#### [Records to use]
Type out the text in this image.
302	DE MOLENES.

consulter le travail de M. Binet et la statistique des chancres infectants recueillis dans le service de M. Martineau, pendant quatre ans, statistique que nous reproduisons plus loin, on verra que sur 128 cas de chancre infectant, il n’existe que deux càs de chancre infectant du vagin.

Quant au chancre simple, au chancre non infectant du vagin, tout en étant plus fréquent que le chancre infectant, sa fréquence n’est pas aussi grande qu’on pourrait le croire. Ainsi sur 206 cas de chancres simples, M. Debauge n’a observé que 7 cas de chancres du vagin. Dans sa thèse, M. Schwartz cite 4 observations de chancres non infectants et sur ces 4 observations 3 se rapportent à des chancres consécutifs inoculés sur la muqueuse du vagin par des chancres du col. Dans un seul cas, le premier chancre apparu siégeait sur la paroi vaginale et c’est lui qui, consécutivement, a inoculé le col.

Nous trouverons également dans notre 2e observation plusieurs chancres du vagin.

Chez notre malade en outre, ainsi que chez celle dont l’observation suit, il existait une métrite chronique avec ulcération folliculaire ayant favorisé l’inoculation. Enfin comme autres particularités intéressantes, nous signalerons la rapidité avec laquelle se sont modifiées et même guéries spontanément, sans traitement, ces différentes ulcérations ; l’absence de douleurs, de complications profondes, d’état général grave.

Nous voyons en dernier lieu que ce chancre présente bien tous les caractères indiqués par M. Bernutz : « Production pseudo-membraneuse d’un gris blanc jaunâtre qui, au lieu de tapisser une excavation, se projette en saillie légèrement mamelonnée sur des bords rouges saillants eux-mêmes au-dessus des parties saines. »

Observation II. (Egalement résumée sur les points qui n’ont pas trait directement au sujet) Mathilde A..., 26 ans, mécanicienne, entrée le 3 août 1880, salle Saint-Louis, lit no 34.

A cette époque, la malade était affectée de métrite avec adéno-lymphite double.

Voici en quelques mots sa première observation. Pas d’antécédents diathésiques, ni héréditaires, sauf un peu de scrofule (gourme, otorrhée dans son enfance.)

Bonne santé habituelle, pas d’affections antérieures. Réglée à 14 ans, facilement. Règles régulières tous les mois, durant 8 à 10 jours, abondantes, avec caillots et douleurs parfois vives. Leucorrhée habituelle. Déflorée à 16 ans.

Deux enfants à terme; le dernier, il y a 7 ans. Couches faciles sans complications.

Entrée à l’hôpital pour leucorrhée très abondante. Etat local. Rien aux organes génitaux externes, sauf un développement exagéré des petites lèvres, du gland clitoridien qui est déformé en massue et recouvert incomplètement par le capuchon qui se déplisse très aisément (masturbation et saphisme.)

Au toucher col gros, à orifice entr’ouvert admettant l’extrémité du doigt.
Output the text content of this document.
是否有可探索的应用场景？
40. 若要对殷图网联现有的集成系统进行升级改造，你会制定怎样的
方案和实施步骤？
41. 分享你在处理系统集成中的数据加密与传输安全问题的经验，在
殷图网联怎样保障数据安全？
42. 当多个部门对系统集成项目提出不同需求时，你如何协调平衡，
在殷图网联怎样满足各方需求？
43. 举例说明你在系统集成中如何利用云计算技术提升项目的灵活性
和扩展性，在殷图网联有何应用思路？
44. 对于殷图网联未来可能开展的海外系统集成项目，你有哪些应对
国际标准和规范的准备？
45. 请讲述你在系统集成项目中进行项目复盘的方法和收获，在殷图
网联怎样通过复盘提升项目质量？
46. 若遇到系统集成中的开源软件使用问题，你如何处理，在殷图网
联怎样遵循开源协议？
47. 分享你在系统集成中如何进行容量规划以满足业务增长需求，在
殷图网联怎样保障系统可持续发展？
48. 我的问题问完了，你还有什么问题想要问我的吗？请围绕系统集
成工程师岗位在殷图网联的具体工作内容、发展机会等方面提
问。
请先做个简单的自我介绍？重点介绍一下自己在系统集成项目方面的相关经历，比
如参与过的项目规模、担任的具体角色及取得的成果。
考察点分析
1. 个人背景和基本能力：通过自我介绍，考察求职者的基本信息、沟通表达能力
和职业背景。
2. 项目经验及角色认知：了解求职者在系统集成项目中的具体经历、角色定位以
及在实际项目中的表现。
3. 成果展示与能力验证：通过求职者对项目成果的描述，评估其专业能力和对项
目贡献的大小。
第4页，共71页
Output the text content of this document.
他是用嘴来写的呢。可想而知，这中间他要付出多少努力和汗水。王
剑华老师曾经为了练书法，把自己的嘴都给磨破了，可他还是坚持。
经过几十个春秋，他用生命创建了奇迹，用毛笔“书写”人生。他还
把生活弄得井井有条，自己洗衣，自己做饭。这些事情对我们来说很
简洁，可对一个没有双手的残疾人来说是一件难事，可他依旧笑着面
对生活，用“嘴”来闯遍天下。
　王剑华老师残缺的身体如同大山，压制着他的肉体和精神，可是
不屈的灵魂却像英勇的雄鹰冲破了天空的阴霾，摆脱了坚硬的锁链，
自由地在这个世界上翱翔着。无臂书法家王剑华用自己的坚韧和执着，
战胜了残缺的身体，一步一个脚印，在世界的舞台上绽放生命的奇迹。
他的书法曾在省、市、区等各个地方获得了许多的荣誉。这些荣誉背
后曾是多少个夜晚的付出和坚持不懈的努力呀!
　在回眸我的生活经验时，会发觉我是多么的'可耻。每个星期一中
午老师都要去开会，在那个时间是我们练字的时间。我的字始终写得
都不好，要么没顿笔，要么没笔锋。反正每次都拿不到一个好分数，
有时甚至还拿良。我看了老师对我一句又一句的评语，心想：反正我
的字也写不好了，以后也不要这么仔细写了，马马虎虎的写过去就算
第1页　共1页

#### [What is needed]
Return, from the data, each line that has the word "complications" in it.

#### [Result of the task]
Chez notre malade en outre, ainsi que chez celle dont l’observation suit, il existait une métrite chronique avec ulcération folliculaire ayant favorisé l’inoculation. Enfin comme autres particularités intéressantes, nous signalerons la rapidité avec laquelle se sont modifiées et même guéries spontanément, sans traitement, ces différentes ulcérations ; l’absence de douleurs, de complications profondes, d’état général grave.
Deux enfants à terme; le dernier, il y a 7 ans. Couches faciles sans complications.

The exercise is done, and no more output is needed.